**AIM OF THE EXERCISE:** Transcribe the listing word for word.

Figure contents as structured data
━━━━━━━━

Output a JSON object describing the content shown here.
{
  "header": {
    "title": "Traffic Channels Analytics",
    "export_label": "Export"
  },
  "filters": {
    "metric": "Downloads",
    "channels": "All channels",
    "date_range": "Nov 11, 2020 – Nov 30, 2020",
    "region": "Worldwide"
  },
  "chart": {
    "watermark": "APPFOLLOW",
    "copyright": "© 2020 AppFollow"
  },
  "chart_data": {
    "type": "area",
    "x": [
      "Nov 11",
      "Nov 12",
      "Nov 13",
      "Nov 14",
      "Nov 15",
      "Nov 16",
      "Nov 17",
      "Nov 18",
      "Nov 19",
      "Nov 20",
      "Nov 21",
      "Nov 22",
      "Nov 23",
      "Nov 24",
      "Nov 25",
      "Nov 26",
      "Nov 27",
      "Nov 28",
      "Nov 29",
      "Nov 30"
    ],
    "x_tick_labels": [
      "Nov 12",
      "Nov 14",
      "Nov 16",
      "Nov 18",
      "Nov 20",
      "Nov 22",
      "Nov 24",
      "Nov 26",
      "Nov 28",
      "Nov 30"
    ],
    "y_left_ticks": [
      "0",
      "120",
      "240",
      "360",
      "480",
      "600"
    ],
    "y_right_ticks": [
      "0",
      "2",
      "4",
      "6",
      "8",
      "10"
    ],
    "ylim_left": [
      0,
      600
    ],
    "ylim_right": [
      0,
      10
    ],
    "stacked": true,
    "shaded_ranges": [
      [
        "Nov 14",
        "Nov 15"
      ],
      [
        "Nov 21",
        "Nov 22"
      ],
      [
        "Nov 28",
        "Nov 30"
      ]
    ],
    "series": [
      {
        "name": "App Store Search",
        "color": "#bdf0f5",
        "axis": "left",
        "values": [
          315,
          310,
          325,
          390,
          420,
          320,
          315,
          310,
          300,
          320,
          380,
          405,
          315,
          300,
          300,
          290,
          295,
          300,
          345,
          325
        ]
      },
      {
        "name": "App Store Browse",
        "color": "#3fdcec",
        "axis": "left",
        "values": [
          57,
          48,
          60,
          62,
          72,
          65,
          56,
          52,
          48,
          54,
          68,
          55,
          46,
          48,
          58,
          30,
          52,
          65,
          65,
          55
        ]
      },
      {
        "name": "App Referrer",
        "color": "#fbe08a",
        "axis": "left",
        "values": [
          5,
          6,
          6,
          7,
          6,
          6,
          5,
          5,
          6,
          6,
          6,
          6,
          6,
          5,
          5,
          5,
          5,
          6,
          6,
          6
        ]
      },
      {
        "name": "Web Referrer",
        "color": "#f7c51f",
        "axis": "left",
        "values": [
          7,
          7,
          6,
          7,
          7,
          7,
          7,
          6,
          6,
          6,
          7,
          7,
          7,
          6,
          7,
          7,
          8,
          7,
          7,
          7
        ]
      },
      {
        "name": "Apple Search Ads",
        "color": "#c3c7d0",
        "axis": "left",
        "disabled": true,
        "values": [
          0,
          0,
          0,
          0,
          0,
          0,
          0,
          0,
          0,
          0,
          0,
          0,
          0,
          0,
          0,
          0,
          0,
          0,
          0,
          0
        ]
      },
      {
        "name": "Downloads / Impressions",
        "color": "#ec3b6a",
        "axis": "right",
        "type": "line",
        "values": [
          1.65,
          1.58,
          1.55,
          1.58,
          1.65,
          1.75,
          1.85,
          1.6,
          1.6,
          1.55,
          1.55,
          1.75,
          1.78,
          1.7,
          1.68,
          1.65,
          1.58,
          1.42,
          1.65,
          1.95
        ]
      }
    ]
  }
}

━━━━━━━━

**RESPONSE TO THIS TASK:**
Output a JSON object describing the content shown here.
{
  "header": {
    "title": "Traffic Channels Analytics",
    "export_label": "Export"
  },
  "filters": {
    "metric": "Downloads",
    "channels": "All channels",
    "date_range": "Nov 11, 2020 – Nov 30, 2020",
    "region": "Worldwide"
  },
  "chart": {
    "watermark": "APPFOLLOW",
    "copyright": "© 2020 AppFollow"
  },
  "chart_data": {
    "type": "area",
    "x": [
      "Nov 11",
      "Nov 12",
      "Nov 13",
      "Nov 14",
      "Nov 15",
      "Nov 16",
      "Nov 17",
      "Nov 18",
      "Nov 19",
      "Nov 20",
      "Nov 21",
      "Nov 22",
      "Nov 23",
      "Nov 24",
      "Nov 25",
      "Nov 26",
      "Nov 27",
      "Nov 28",
      "Nov 29",
      "Nov 30"
    ],
    "x_tick_labels": [
      "Nov 12",
      "Nov 14",
      "Nov 16",
      "Nov 18",
      "Nov 20",
      "Nov 22",
      "Nov 24",
      "Nov 26",
      "Nov 28",
      "Nov 30"
    ],
    "y_left_ticks": [
      "0",
      "120",
      "240",
      "360",
      "480",
      "600"
    ],
    "y_right_ticks": [
      "0",
      "2",
      "4",
      "6",
      "8",
      "10"
    ],
    "ylim_left": [
      0,
      600
    ],
    "ylim_right": [
      0,
      10
    ],
    "stacked": true,
    "shaded_ranges": [
      [
        "Nov 14",
        "Nov 15"
      ],
      [
        "Nov 21",
        "Nov 22"
      ],
      [
        "Nov 28",
        "Nov 30"
      ]
    ],
    "series": [
      {
        "name": "App Store Search",
        "color": "#bdf0f5",
        "axis": "left",
        "values": [
          315,
          310,
          325,
          390,
          420,
          320,
          315,
          310,
          300,
          320,
          380,
          405,
          315,
          300,
          300,
          290,
          295,
          300,
          345,
          325
        ]
      },
      {
        "name": "App Store Browse",
        "color": "#3fdcec",
        "axis": "left",
        "values": [
          57,
          48,
          60,
          62,
          72,
          65,
          56,
          52,
          48,
          54,
          68,
          55,
          46,
          48,
          58,
          30,
          52,
          65,
          65,
          55
        ]
      },
      {
        "name": "App Referrer",
        "color": "#fbe08a",
        "axis": "left",
        "values": [
          5,
          6,
          6,
          7,
          6,
          6,
          5,
          5,
          6,
          6,
          6,
          6,
          6,
          5,
          5,
          5,
          5,
          6,
          6,
          6
        ]
      },
      {
        "name": "Web Referrer",
        "color": "#f7c51f",
        "axis": "left",
        "values": [
          7,
          7,
          6,
          7,
          7,
          7,
          7,
          6,
          6,
          6,
          7,
          7,
          7,
          6,
          7,
          7,
          8,
          7,
          7,
          7
        ]
      },
      {
        "name": "Apple Search Ads",
        "color": "#c3c7d0",
        "axis": "left",
        "disabled": true,
        "values": [
          0,
          0,
          0,
          0,
          0,
          0,
          0,
          0,
          0,
          0,
          0,
          0,
          0,
          0,
          0,
          0,
          0,
          0,
          0,
          0
        ]
      },
      {
        "name": "Downloads / Impressions",
        "color": "#ec3b6a",
        "axis": "right",
        "type": "line",
        "values": [
          1.65,
          1.58,
          1.55,
          1.58,
          1.65,
          1.75,
          1.85,
          1.6,
          1.6,
          1.55,
          1.55,
          1.75,
          1.78,
          1.7,
          1.68,
          1.65,
          1.58,
          1.42,
          1.65,
          1.95
        ]
      }
    ]
  }
}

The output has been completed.